Description of the task:
Please extend the passage on the historical sources of the UK Constitution, carrying it on past its final sentence about the law of equity.

Extract to read:
====

As the UK Constitution has grown slowly it is important to understand not only what these sources are but also the historical background to them:-

The Common Law

After the Norman Conquest, the courts set up by the English monarchs began to create a single body of law to apply across the kingdom which would be superior to the local laws and customs that had existed before.

This common law developed through the decisions of judges in cases to build up a set of legal precedents.

Judges also incorporated Statutes issued by the Monarch which mostly codified existing areas of law.  Magna Carta, forced by the aristocracy on King John in 1215, stated limits to the power of the Monarchy and established that subjects could not be imprisoned or punished without having gone through the proper legal system.

Dissatisfaction with the common law courts led those aggrieved to petition the Lord Chancellor and a separate set of judgements here produced the law of equity, which set broader principles that the courts could follow.

====

Data lines:
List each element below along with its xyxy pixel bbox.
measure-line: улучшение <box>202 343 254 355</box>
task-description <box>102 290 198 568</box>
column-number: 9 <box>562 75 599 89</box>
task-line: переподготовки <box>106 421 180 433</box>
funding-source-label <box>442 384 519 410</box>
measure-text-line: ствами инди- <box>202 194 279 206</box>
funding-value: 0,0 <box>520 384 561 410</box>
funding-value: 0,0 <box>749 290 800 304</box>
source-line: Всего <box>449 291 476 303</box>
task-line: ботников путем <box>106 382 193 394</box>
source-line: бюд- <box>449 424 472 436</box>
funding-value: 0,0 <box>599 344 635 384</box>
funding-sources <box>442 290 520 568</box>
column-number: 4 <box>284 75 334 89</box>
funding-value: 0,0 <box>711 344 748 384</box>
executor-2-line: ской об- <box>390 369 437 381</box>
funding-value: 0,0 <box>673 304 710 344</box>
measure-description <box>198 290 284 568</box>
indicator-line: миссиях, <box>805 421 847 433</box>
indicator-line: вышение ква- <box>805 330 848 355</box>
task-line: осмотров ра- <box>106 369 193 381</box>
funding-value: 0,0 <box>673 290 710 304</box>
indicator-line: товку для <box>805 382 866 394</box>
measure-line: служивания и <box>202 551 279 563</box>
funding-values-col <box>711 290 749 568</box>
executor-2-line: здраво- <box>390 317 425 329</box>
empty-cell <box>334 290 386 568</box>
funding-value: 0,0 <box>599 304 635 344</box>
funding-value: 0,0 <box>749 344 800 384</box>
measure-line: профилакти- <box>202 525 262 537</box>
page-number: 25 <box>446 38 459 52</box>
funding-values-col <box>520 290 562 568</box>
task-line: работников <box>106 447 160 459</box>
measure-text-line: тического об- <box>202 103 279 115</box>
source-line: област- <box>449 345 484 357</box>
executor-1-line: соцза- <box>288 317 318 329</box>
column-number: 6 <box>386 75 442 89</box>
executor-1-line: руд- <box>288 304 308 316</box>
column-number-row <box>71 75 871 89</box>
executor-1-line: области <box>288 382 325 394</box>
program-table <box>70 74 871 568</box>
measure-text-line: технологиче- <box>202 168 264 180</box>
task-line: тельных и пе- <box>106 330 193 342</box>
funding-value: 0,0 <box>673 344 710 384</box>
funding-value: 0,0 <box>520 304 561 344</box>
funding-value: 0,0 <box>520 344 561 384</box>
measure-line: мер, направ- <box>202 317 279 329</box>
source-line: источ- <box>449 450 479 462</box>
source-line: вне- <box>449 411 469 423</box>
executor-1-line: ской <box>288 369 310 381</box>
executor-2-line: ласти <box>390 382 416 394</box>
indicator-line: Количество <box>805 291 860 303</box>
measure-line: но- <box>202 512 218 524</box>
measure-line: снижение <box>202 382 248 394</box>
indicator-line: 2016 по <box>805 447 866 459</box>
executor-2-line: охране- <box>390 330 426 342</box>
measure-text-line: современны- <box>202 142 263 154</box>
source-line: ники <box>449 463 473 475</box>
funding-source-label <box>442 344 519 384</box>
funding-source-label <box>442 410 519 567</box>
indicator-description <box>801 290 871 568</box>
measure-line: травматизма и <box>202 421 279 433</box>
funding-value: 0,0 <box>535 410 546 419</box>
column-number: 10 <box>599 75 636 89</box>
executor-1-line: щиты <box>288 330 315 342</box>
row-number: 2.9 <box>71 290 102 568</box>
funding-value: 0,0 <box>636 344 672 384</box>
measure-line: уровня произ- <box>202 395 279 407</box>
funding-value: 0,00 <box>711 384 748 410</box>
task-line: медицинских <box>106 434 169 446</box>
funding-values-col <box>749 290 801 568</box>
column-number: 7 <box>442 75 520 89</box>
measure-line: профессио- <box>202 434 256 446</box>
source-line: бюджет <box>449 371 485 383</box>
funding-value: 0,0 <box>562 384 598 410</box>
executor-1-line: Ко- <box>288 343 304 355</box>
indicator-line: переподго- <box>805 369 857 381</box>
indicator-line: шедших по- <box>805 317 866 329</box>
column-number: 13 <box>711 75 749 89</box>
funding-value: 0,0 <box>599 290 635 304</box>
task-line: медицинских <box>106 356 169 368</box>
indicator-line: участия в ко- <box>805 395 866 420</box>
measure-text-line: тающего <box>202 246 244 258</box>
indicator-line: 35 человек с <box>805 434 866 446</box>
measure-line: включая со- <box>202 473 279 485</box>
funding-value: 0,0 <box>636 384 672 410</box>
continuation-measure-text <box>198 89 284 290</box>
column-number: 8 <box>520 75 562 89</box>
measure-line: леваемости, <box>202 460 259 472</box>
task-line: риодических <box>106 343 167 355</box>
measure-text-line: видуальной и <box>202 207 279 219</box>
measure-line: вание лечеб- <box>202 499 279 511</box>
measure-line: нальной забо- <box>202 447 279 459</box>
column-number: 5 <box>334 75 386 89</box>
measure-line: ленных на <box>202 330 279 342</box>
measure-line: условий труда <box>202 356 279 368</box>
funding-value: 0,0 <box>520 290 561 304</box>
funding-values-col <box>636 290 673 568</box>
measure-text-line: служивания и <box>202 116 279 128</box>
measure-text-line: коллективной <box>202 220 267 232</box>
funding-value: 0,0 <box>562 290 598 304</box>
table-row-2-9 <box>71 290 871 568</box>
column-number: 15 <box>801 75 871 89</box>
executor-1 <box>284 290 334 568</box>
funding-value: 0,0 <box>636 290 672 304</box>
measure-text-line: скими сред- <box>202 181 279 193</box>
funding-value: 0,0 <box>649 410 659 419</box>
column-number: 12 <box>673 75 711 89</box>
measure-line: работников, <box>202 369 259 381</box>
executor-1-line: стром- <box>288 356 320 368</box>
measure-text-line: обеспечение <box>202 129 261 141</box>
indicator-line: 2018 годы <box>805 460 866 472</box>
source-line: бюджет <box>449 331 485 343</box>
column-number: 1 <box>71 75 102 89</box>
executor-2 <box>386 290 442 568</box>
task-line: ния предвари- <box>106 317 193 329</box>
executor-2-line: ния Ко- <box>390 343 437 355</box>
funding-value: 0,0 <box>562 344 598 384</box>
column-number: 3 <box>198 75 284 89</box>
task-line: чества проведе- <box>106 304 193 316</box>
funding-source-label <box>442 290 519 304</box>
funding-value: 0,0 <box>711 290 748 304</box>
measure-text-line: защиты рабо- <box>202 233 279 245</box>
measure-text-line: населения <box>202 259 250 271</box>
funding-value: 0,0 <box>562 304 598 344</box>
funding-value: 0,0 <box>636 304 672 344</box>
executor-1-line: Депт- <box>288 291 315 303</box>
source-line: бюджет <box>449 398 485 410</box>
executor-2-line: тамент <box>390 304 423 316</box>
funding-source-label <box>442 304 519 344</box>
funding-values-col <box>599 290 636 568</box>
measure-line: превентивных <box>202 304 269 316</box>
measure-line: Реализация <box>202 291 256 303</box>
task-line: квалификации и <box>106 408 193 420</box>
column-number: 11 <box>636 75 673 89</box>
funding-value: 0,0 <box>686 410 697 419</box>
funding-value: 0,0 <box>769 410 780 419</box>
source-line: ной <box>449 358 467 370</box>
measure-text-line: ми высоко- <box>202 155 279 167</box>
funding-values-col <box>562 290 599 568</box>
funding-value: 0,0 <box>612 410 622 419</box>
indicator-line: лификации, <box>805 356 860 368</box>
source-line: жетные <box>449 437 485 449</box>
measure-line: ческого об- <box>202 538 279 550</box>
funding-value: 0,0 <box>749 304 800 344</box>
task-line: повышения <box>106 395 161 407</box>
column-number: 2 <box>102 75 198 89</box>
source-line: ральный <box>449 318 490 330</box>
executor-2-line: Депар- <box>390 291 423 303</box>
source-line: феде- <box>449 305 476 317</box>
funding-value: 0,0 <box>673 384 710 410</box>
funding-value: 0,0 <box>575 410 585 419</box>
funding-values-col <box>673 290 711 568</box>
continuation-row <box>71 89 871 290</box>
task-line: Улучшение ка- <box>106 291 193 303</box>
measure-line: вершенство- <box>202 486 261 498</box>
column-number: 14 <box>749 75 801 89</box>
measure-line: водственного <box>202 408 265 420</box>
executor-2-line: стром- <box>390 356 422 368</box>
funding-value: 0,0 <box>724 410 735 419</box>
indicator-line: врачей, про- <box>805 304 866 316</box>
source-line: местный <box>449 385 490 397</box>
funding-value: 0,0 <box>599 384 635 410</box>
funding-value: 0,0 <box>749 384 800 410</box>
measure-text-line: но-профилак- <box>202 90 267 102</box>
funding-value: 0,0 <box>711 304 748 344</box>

====

Answer for the task:
Where common law dealt with constitutional areas

Most common law dealt with social and economic relationships but it also dealt with a number of constitutional areas:-

a)     The rule of law was established so that everyone should have recourse to the law and no one and no part of government could be above the law. The courts still hold this to be an overarching principle and have recently criticised Government proposals to limit judicial review because it conflicts with this principle.

b)     Common law never created a set of rights, such as those that appeared in the American Constitution and the French revolutionary Declaration of the Rights of Man.  There was the assumption that people had liberties but these only existed if they were not restricted by law.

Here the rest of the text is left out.